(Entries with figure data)
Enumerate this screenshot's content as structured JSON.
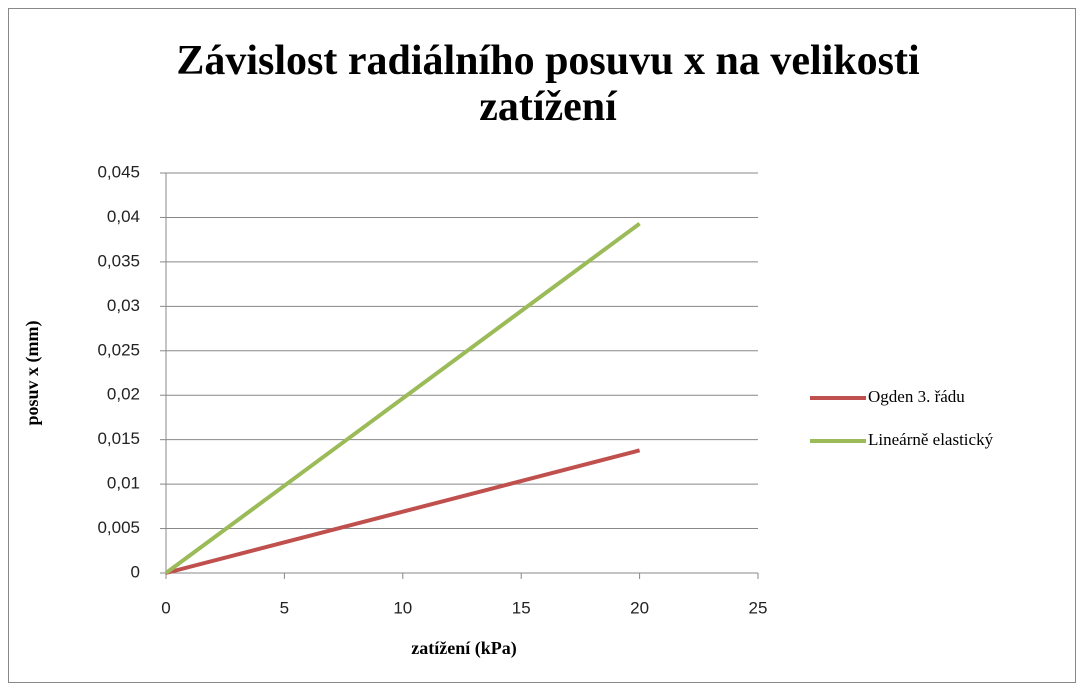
{
  "chart_data": {
    "type": "line",
    "title": "Závislost radiálního posuvu x na velikosti\nzatížení",
    "x_label": "zatížení (kPa)",
    "y_label": "posuv x (mm)",
    "x": [
      0,
      20
    ],
    "series": [
      {
        "name": "Ogden 3. řádu",
        "color": "#c0504d",
        "values": [
          0,
          0.0138
        ]
      },
      {
        "name": "Lineárně elastický",
        "color": "#9bbb59",
        "values": [
          0,
          0.0393
        ]
      }
    ],
    "xlim": [
      0,
      25
    ],
    "xticks": [
      0,
      5,
      10,
      15,
      20,
      25
    ],
    "ylim": [
      0,
      0.045
    ],
    "yticks": [
      0,
      {
        "value": 0.005,
        "label": "0,005"
      },
      {
        "value": 0.01,
        "label": "0,01"
      },
      {
        "value": 0.015,
        "label": "0,015"
      },
      {
        "value": 0.02,
        "label": "0,02"
      },
      {
        "value": 0.025,
        "label": "0,025"
      },
      {
        "value": 0.03,
        "label": "0,03"
      },
      {
        "value": 0.035,
        "label": "0,035"
      },
      {
        "value": 0.04,
        "label": "0,04"
      },
      {
        "value": 0.045,
        "label": "0,045"
      }
    ],
    "grid": true,
    "legend": "right"
  }
}
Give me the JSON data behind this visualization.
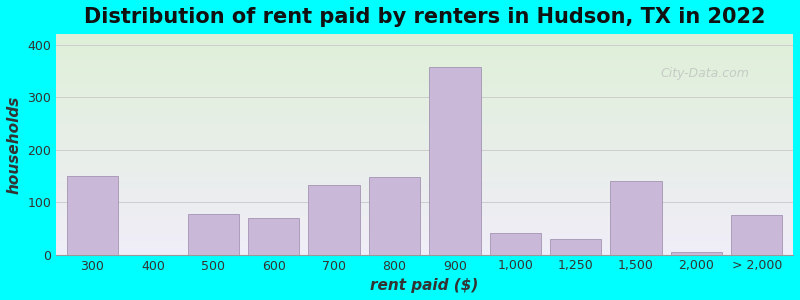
{
  "title": "Distribution of rent paid by renters in Hudson, TX in 2022",
  "xlabel": "rent paid ($)",
  "ylabel": "households",
  "background_color": "#00ffff",
  "bar_color": "#c9b8d8",
  "bar_edge_color": "#9988aa",
  "categories": [
    "300",
    "400",
    "500",
    "600",
    "700",
    "800",
    "900",
    "1,000",
    "1,250",
    "1,500",
    "2,000",
    "> 2,000"
  ],
  "values": [
    150,
    0,
    78,
    70,
    133,
    148,
    358,
    42,
    30,
    141,
    5,
    75
  ],
  "ylim": [
    0,
    420
  ],
  "yticks": [
    0,
    100,
    200,
    300,
    400
  ],
  "grid_color": "#cccccc",
  "title_fontsize": 15,
  "axis_label_fontsize": 11,
  "tick_fontsize": 9,
  "gradient_top": "#dff0d8",
  "gradient_bottom": "#f0edf8"
}
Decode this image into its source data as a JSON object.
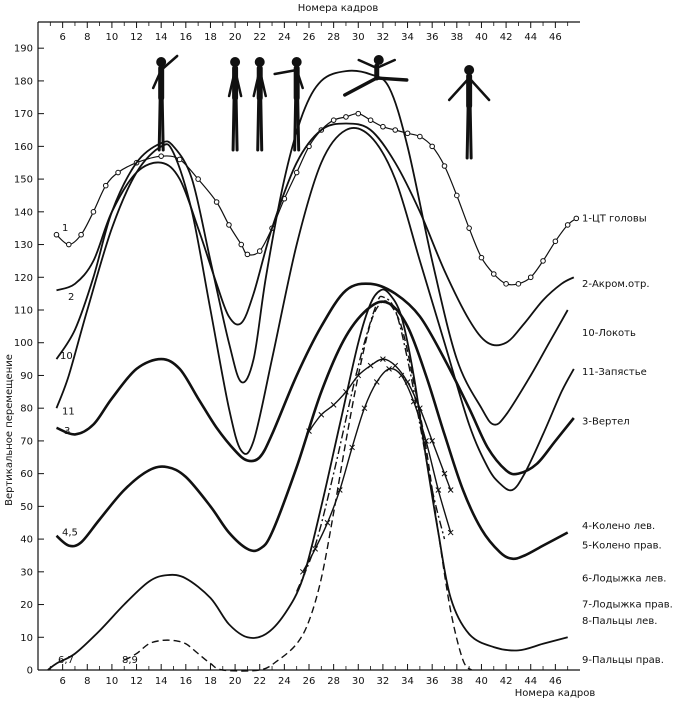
{
  "chart_data": {
    "type": "line",
    "title": "",
    "xlabel_top": "Номера кадров",
    "xlabel_bottom": "Номера кадров",
    "ylabel": "Вертикальное перемещение",
    "xlim": [
      4,
      48
    ],
    "ylim": [
      0,
      198
    ],
    "x_ticks_top": [
      "6",
      "8",
      "10",
      "12",
      "14",
      "16",
      "18",
      "20",
      "22",
      "24",
      "26",
      "28",
      "30",
      "32",
      "34",
      "36",
      "38",
      "40",
      "42",
      "44",
      "46"
    ],
    "x_ticks_bottom": [
      "6",
      "8",
      "10",
      "12",
      "14",
      "16",
      "18",
      "20",
      "22",
      "24",
      "26",
      "28",
      "30",
      "32",
      "34",
      "36",
      "38",
      "40",
      "42",
      "44",
      "46"
    ],
    "y_ticks": [
      "0",
      "10",
      "20",
      "30",
      "40",
      "50",
      "60",
      "70",
      "80",
      "90",
      "100",
      "110",
      "120",
      "130",
      "140",
      "150",
      "160",
      "170",
      "180",
      "190"
    ],
    "grid": false,
    "series": [
      {
        "name": "1-ЦТ головы",
        "style": "circles",
        "points": [
          [
            5.5,
            133
          ],
          [
            6.5,
            130
          ],
          [
            7.5,
            133
          ],
          [
            8.5,
            140
          ],
          [
            9.5,
            148
          ],
          [
            10.5,
            152
          ],
          [
            12,
            155
          ],
          [
            14,
            157
          ],
          [
            15.5,
            156
          ],
          [
            17,
            150
          ],
          [
            18.5,
            143
          ],
          [
            19.5,
            136
          ],
          [
            20.5,
            130
          ],
          [
            21,
            127
          ],
          [
            22,
            128
          ],
          [
            23,
            135
          ],
          [
            24,
            144
          ],
          [
            25,
            152
          ],
          [
            26,
            160
          ],
          [
            27,
            165
          ],
          [
            28,
            168
          ],
          [
            29,
            169
          ],
          [
            30,
            170
          ],
          [
            31,
            168
          ],
          [
            32,
            166
          ],
          [
            33,
            165
          ],
          [
            34,
            164
          ],
          [
            35,
            163
          ],
          [
            36,
            160
          ],
          [
            37,
            154
          ],
          [
            38,
            145
          ],
          [
            39,
            135
          ],
          [
            40,
            126
          ],
          [
            41,
            121
          ],
          [
            42,
            118
          ],
          [
            43,
            118
          ],
          [
            44,
            120
          ],
          [
            45,
            125
          ],
          [
            46,
            131
          ],
          [
            47,
            136
          ],
          [
            47.7,
            138
          ]
        ]
      },
      {
        "name": "2-Акром.отр.",
        "style": "solid",
        "points": [
          [
            5.5,
            116
          ],
          [
            7,
            118
          ],
          [
            8.5,
            125
          ],
          [
            10,
            140
          ],
          [
            12,
            152
          ],
          [
            14,
            155
          ],
          [
            15.5,
            150
          ],
          [
            17,
            135
          ],
          [
            18.5,
            118
          ],
          [
            19.5,
            108
          ],
          [
            20.5,
            106
          ],
          [
            21.5,
            115
          ],
          [
            23,
            135
          ],
          [
            25,
            155
          ],
          [
            27,
            165
          ],
          [
            29,
            167
          ],
          [
            31,
            165
          ],
          [
            33,
            155
          ],
          [
            35,
            140
          ],
          [
            37,
            122
          ],
          [
            39,
            107
          ],
          [
            40.5,
            100
          ],
          [
            42,
            100
          ],
          [
            43.5,
            106
          ],
          [
            45,
            113
          ],
          [
            46.5,
            118
          ],
          [
            47.5,
            120
          ]
        ]
      },
      {
        "name": "10-Локоть",
        "style": "solid",
        "points": [
          [
            5.5,
            95
          ],
          [
            7,
            104
          ],
          [
            8.5,
            120
          ],
          [
            10,
            140
          ],
          [
            12,
            155
          ],
          [
            14,
            161
          ],
          [
            15,
            160
          ],
          [
            16.5,
            150
          ],
          [
            18,
            125
          ],
          [
            19.5,
            100
          ],
          [
            20.5,
            88
          ],
          [
            21.5,
            95
          ],
          [
            22.5,
            120
          ],
          [
            24,
            150
          ],
          [
            25.5,
            170
          ],
          [
            27,
            180
          ],
          [
            29,
            183
          ],
          [
            31,
            182
          ],
          [
            32.5,
            178
          ],
          [
            34,
            160
          ],
          [
            36,
            125
          ],
          [
            38,
            95
          ],
          [
            40,
            80
          ],
          [
            41,
            75
          ],
          [
            42,
            78
          ],
          [
            44,
            90
          ],
          [
            45.5,
            100
          ],
          [
            47,
            110
          ]
        ]
      },
      {
        "name": "11-Запястье",
        "style": "solid",
        "points": [
          [
            5.5,
            80
          ],
          [
            6.5,
            90
          ],
          [
            8,
            110
          ],
          [
            10,
            135
          ],
          [
            12,
            152
          ],
          [
            14,
            160
          ],
          [
            15,
            158
          ],
          [
            16.5,
            140
          ],
          [
            18,
            110
          ],
          [
            19.5,
            80
          ],
          [
            20.5,
            67
          ],
          [
            21.5,
            70
          ],
          [
            23,
            95
          ],
          [
            25,
            130
          ],
          [
            27,
            155
          ],
          [
            29,
            165
          ],
          [
            31,
            163
          ],
          [
            33,
            150
          ],
          [
            35,
            125
          ],
          [
            37,
            100
          ],
          [
            39,
            75
          ],
          [
            40.5,
            62
          ],
          [
            41.5,
            57
          ],
          [
            42.5,
            55
          ],
          [
            43.5,
            60
          ],
          [
            45,
            72
          ],
          [
            46.5,
            85
          ],
          [
            47.5,
            92
          ]
        ]
      },
      {
        "name": "3-Вертел",
        "style": "solid-thick",
        "points": [
          [
            5.5,
            74
          ],
          [
            7,
            72
          ],
          [
            8.5,
            75
          ],
          [
            10,
            83
          ],
          [
            12,
            92
          ],
          [
            14,
            95
          ],
          [
            15.5,
            92
          ],
          [
            17,
            83
          ],
          [
            18.5,
            74
          ],
          [
            20,
            67
          ],
          [
            21,
            64
          ],
          [
            22,
            65
          ],
          [
            23,
            72
          ],
          [
            25,
            90
          ],
          [
            27,
            105
          ],
          [
            29,
            116
          ],
          [
            31,
            118
          ],
          [
            33,
            115
          ],
          [
            35,
            108
          ],
          [
            37,
            95
          ],
          [
            39,
            80
          ],
          [
            40.5,
            68
          ],
          [
            42,
            61
          ],
          [
            43,
            60
          ],
          [
            44.5,
            63
          ],
          [
            46,
            70
          ],
          [
            47.5,
            77
          ]
        ]
      },
      {
        "name": "4-Колено лев.",
        "style": "solid-thick",
        "points": [
          [
            5.5,
            41
          ],
          [
            6.5,
            38
          ],
          [
            7.5,
            39
          ],
          [
            9,
            46
          ],
          [
            11,
            55
          ],
          [
            13,
            61
          ],
          [
            14.5,
            62
          ],
          [
            16,
            59
          ],
          [
            18,
            50
          ],
          [
            19.5,
            42
          ],
          [
            21,
            37
          ],
          [
            22,
            37
          ],
          [
            23,
            42
          ],
          [
            25,
            62
          ],
          [
            27,
            85
          ],
          [
            29,
            102
          ],
          [
            31,
            111
          ],
          [
            32.5,
            112
          ],
          [
            34,
            105
          ],
          [
            35.5,
            90
          ],
          [
            37,
            72
          ],
          [
            38.5,
            55
          ],
          [
            40,
            43
          ],
          [
            41.5,
            36
          ],
          [
            42.5,
            34
          ],
          [
            43.5,
            35
          ],
          [
            45,
            38
          ],
          [
            47,
            42
          ]
        ]
      },
      {
        "name": "5-Колено прав.",
        "style": "cross",
        "points": [
          [
            26,
            73
          ],
          [
            27,
            78
          ],
          [
            28,
            81
          ],
          [
            29,
            85
          ],
          [
            30,
            90
          ],
          [
            31,
            93
          ],
          [
            32,
            95
          ],
          [
            33,
            93
          ],
          [
            34,
            88
          ],
          [
            35,
            80
          ],
          [
            36,
            70
          ],
          [
            37,
            60
          ],
          [
            37.5,
            55
          ]
        ]
      },
      {
        "name": "6-Лодыжка лев.",
        "style": "cross",
        "points": [
          [
            25.5,
            30
          ],
          [
            26.5,
            37
          ],
          [
            27.5,
            45
          ],
          [
            28.5,
            55
          ],
          [
            29.5,
            68
          ],
          [
            30.5,
            80
          ],
          [
            31.5,
            88
          ],
          [
            32.5,
            92
          ],
          [
            33.5,
            90
          ],
          [
            34.5,
            82
          ],
          [
            35.5,
            70
          ],
          [
            36.5,
            55
          ],
          [
            37.5,
            42
          ]
        ]
      },
      {
        "name": "7-Лодыжка прав.",
        "style": "dashdot",
        "points": [
          [
            25,
            24
          ],
          [
            26.5,
            38
          ],
          [
            28,
            60
          ],
          [
            29.5,
            85
          ],
          [
            30.5,
            100
          ],
          [
            31.5,
            112
          ],
          [
            32,
            114
          ],
          [
            33,
            110
          ],
          [
            34,
            95
          ],
          [
            35,
            75
          ],
          [
            36,
            55
          ],
          [
            37,
            40
          ]
        ]
      },
      {
        "name": "8-Пальцы лев.",
        "style": "solid",
        "points": [
          [
            4.8,
            0
          ],
          [
            5.5,
            2
          ],
          [
            7,
            5
          ],
          [
            9,
            12
          ],
          [
            11,
            20
          ],
          [
            13,
            27
          ],
          [
            14.5,
            29
          ],
          [
            16,
            28
          ],
          [
            18,
            22
          ],
          [
            19.5,
            14
          ],
          [
            21,
            10
          ],
          [
            22.5,
            11
          ],
          [
            24,
            17
          ],
          [
            25.5,
            28
          ],
          [
            27,
            50
          ],
          [
            28.5,
            75
          ],
          [
            30,
            100
          ],
          [
            31,
            112
          ],
          [
            31.8,
            116
          ],
          [
            32.5,
            115
          ],
          [
            33.5,
            108
          ],
          [
            34.5,
            90
          ],
          [
            35.5,
            65
          ],
          [
            36.5,
            42
          ],
          [
            37.5,
            22
          ],
          [
            39,
            11
          ],
          [
            41,
            7
          ],
          [
            43,
            6
          ],
          [
            45,
            8
          ],
          [
            47,
            10
          ]
        ]
      },
      {
        "name": "9-Пальцы прав.",
        "style": "dashed",
        "points": [
          [
            11,
            3
          ],
          [
            12,
            5
          ],
          [
            13,
            8
          ],
          [
            14,
            9
          ],
          [
            15,
            9
          ],
          [
            16,
            8
          ],
          [
            17,
            5
          ],
          [
            18,
            2
          ],
          [
            19,
            0
          ],
          [
            22,
            0
          ],
          [
            23.5,
            3
          ],
          [
            25,
            8
          ],
          [
            26,
            15
          ],
          [
            27,
            28
          ],
          [
            28,
            48
          ],
          [
            29,
            70
          ],
          [
            30,
            90
          ],
          [
            31,
            106
          ],
          [
            31.8,
            112
          ],
          [
            32.5,
            112
          ],
          [
            33.5,
            105
          ],
          [
            34.5,
            88
          ],
          [
            35.5,
            68
          ],
          [
            36.5,
            42
          ],
          [
            37.5,
            18
          ],
          [
            38.5,
            3
          ],
          [
            39.2,
            0
          ]
        ]
      }
    ],
    "curve_labels_right": [
      {
        "text": "1-ЦТ головы",
        "y": 138
      },
      {
        "text": "2-Акром.отр.",
        "y": 118
      },
      {
        "text": "10-Локоть",
        "y": 103
      },
      {
        "text": "11-Запястье",
        "y": 91
      },
      {
        "text": "3-Вертел",
        "y": 76
      },
      {
        "text": "4-Колено лев.",
        "y": 44
      },
      {
        "text": "5-Колено прав.",
        "y": 38
      },
      {
        "text": "6-Лодыжка лев.",
        "y": 28
      },
      {
        "text": "7-Лодыжка прав.",
        "y": 20
      },
      {
        "text": "8-Пальцы лев.",
        "y": 15
      },
      {
        "text": "9-Пальцы прав.",
        "y": 3
      }
    ],
    "curve_labels_left": [
      {
        "text": "1",
        "y": 135
      },
      {
        "text": "2",
        "y": 114
      },
      {
        "text": "10",
        "y": 96
      },
      {
        "text": "11",
        "y": 79
      },
      {
        "text": "3",
        "y": 73
      },
      {
        "text": "4,5",
        "y": 42
      },
      {
        "text": "6,7",
        "y": 3
      },
      {
        "text": "8,9",
        "y": 3
      }
    ],
    "figures": [
      {
        "name": "arm-raise-figure",
        "frame": 14
      },
      {
        "name": "pair-figure-a",
        "frame": 20
      },
      {
        "name": "pair-figure-b",
        "frame": 22
      },
      {
        "name": "arms-out-figure",
        "frame": 25
      },
      {
        "name": "split-leap-figure",
        "frame": 31.5
      },
      {
        "name": "landing-figure",
        "frame": 39
      }
    ]
  }
}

> **Problem to solve**: Report back each line of the entries that holds the string "paid".

> **Exercise answer**:
  "title": "Distribution of rent paid by renters in Hudson, TX in 2022",
  "xlabel": "rent paid ($)",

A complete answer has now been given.